Problem requirements ▸ Each line of the listing must be transcribed exactly, except for the images, which should be excluded.

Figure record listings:
++++++++++

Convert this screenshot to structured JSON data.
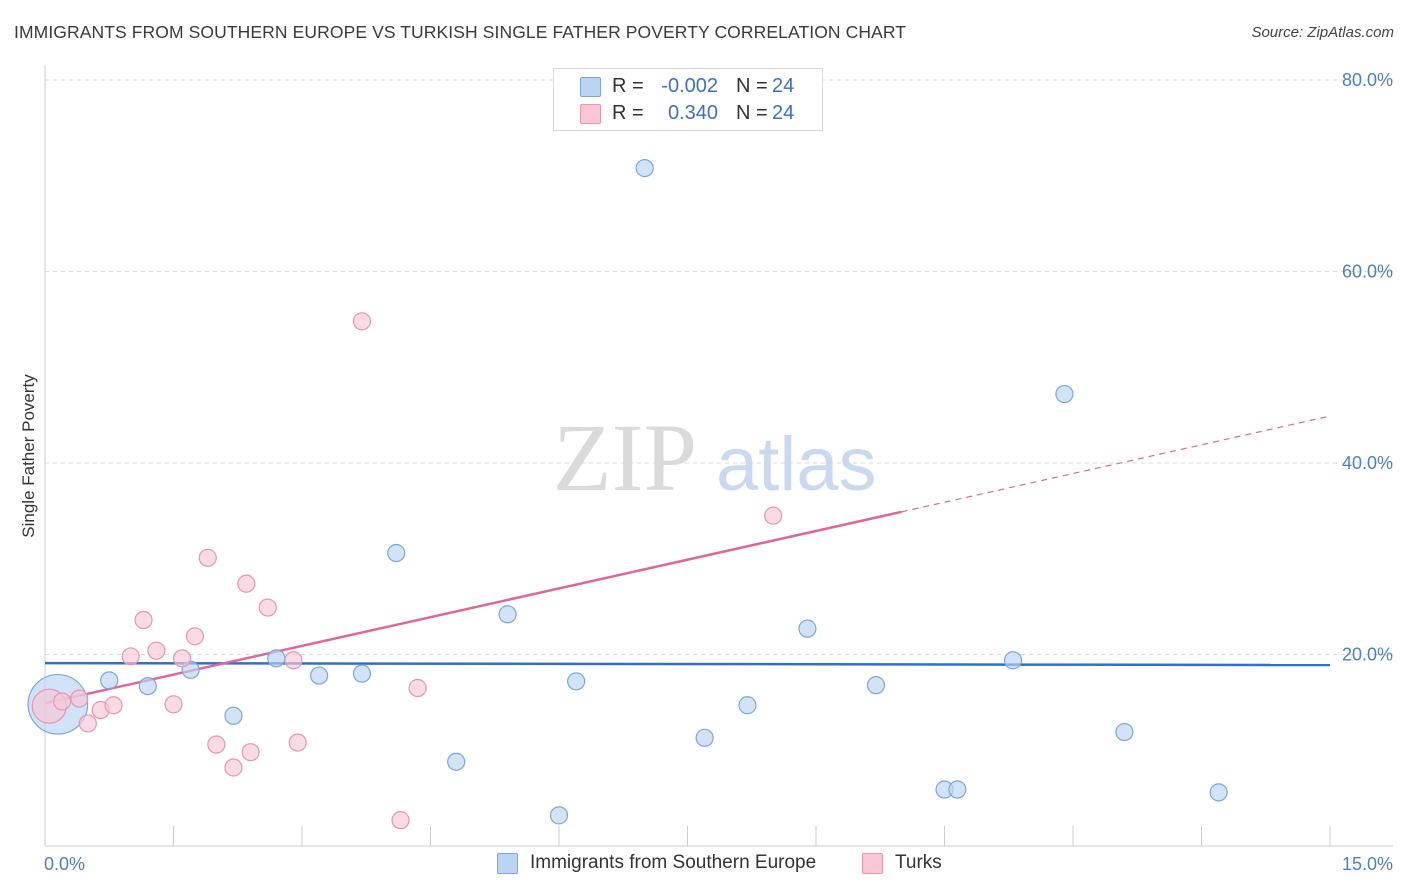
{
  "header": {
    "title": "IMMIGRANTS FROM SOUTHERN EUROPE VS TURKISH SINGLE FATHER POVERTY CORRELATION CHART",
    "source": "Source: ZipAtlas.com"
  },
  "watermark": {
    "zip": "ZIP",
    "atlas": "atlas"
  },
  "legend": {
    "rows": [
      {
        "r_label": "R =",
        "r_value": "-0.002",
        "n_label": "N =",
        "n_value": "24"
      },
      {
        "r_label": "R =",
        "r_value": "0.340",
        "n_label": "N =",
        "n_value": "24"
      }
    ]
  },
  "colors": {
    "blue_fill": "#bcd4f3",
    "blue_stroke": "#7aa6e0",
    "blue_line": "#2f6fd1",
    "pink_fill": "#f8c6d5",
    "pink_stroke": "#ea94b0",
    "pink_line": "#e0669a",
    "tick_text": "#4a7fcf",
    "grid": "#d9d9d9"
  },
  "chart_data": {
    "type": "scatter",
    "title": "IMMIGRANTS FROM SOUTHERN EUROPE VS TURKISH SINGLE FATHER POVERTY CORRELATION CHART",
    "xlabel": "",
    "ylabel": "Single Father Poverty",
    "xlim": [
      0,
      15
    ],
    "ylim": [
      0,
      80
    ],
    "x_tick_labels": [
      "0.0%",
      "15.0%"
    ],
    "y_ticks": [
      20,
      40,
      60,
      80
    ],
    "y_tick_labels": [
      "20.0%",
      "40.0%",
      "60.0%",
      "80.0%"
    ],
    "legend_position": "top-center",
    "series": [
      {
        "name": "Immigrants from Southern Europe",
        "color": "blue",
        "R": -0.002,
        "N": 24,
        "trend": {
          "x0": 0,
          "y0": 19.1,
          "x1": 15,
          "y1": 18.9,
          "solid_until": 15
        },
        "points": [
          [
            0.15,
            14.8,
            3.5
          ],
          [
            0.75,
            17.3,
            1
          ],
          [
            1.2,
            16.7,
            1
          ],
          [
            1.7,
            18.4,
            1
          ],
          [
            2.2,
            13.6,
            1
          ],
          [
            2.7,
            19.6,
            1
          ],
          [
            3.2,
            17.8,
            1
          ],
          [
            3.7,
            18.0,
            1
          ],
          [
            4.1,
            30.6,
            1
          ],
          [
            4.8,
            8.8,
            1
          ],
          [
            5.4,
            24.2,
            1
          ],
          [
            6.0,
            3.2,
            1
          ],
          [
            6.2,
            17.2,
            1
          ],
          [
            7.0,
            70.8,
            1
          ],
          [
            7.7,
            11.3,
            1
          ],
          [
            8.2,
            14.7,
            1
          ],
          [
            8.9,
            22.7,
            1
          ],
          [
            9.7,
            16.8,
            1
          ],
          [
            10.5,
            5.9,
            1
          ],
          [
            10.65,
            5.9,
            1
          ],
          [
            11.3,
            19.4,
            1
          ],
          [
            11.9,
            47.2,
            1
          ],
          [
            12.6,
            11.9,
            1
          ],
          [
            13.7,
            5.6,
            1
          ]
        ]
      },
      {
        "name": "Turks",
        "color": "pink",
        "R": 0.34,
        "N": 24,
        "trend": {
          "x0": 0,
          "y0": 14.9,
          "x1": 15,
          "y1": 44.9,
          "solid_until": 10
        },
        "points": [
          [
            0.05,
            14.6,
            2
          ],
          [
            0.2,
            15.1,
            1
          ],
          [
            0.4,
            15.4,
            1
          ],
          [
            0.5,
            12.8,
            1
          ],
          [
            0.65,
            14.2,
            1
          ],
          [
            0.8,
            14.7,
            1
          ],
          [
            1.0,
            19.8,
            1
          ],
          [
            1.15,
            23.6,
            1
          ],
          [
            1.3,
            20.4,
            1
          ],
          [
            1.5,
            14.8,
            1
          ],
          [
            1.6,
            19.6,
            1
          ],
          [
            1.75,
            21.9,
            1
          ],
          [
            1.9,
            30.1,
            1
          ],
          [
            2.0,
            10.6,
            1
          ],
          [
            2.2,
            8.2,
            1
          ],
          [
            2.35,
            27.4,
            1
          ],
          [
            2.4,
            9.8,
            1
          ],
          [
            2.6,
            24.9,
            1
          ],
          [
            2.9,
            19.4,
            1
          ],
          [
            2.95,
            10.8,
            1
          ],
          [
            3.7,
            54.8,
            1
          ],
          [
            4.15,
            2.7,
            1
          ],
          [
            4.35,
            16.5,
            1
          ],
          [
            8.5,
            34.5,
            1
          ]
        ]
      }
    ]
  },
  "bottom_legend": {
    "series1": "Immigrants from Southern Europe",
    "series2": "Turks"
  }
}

++++++++++

Exercise result ▸
Convert this screenshot to structured JSON data.
{
  "header": {
    "title": "IMMIGRANTS FROM SOUTHERN EUROPE VS TURKISH SINGLE FATHER POVERTY CORRELATION CHART",
    "source": "Source: ZipAtlas.com"
  },
  "watermark": {
    "zip": "ZIP",
    "atlas": "atlas"
  },
  "legend": {
    "rows": [
      {
        "r_label": "R =",
        "r_value": "-0.002",
        "n_label": "N =",
        "n_value": "24"
      },
      {
        "r_label": "R =",
        "r_value": "0.340",
        "n_label": "N =",
        "n_value": "24"
      }
    ]
  },
  "colors": {
    "blue_fill": "#bcd4f3",
    "blue_stroke": "#7aa6e0",
    "blue_line": "#2f6fd1",
    "pink_fill": "#f8c6d5",
    "pink_stroke": "#ea94b0",
    "pink_line": "#e0669a",
    "tick_text": "#4a7fcf",
    "grid": "#d9d9d9"
  },
  "chart_data": {
    "type": "scatter",
    "title": "IMMIGRANTS FROM SOUTHERN EUROPE VS TURKISH SINGLE FATHER POVERTY CORRELATION CHART",
    "xlabel": "",
    "ylabel": "Single Father Poverty",
    "xlim": [
      0,
      15
    ],
    "ylim": [
      0,
      80
    ],
    "x_tick_labels": [
      "0.0%",
      "15.0%"
    ],
    "y_ticks": [
      20,
      40,
      60,
      80
    ],
    "y_tick_labels": [
      "20.0%",
      "40.0%",
      "60.0%",
      "80.0%"
    ],
    "legend_position": "top-center",
    "series": [
      {
        "name": "Immigrants from Southern Europe",
        "color": "blue",
        "R": -0.002,
        "N": 24,
        "trend": {
          "x0": 0,
          "y0": 19.1,
          "x1": 15,
          "y1": 18.9,
          "solid_until": 15
        },
        "points": [
          [
            0.15,
            14.8,
            3.5
          ],
          [
            0.75,
            17.3,
            1
          ],
          [
            1.2,
            16.7,
            1
          ],
          [
            1.7,
            18.4,
            1
          ],
          [
            2.2,
            13.6,
            1
          ],
          [
            2.7,
            19.6,
            1
          ],
          [
            3.2,
            17.8,
            1
          ],
          [
            3.7,
            18.0,
            1
          ],
          [
            4.1,
            30.6,
            1
          ],
          [
            4.8,
            8.8,
            1
          ],
          [
            5.4,
            24.2,
            1
          ],
          [
            6.0,
            3.2,
            1
          ],
          [
            6.2,
            17.2,
            1
          ],
          [
            7.0,
            70.8,
            1
          ],
          [
            7.7,
            11.3,
            1
          ],
          [
            8.2,
            14.7,
            1
          ],
          [
            8.9,
            22.7,
            1
          ],
          [
            9.7,
            16.8,
            1
          ],
          [
            10.5,
            5.9,
            1
          ],
          [
            10.65,
            5.9,
            1
          ],
          [
            11.3,
            19.4,
            1
          ],
          [
            11.9,
            47.2,
            1
          ],
          [
            12.6,
            11.9,
            1
          ],
          [
            13.7,
            5.6,
            1
          ]
        ]
      },
      {
        "name": "Turks",
        "color": "pink",
        "R": 0.34,
        "N": 24,
        "trend": {
          "x0": 0,
          "y0": 14.9,
          "x1": 15,
          "y1": 44.9,
          "solid_until": 10
        },
        "points": [
          [
            0.05,
            14.6,
            2
          ],
          [
            0.2,
            15.1,
            1
          ],
          [
            0.4,
            15.4,
            1
          ],
          [
            0.5,
            12.8,
            1
          ],
          [
            0.65,
            14.2,
            1
          ],
          [
            0.8,
            14.7,
            1
          ],
          [
            1.0,
            19.8,
            1
          ],
          [
            1.15,
            23.6,
            1
          ],
          [
            1.3,
            20.4,
            1
          ],
          [
            1.5,
            14.8,
            1
          ],
          [
            1.6,
            19.6,
            1
          ],
          [
            1.75,
            21.9,
            1
          ],
          [
            1.9,
            30.1,
            1
          ],
          [
            2.0,
            10.6,
            1
          ],
          [
            2.2,
            8.2,
            1
          ],
          [
            2.35,
            27.4,
            1
          ],
          [
            2.4,
            9.8,
            1
          ],
          [
            2.6,
            24.9,
            1
          ],
          [
            2.9,
            19.4,
            1
          ],
          [
            2.95,
            10.8,
            1
          ],
          [
            3.7,
            54.8,
            1
          ],
          [
            4.15,
            2.7,
            1
          ],
          [
            4.35,
            16.5,
            1
          ],
          [
            8.5,
            34.5,
            1
          ]
        ]
      }
    ]
  },
  "bottom_legend": {
    "series1": "Immigrants from Southern Europe",
    "series2": "Turks"
  }
}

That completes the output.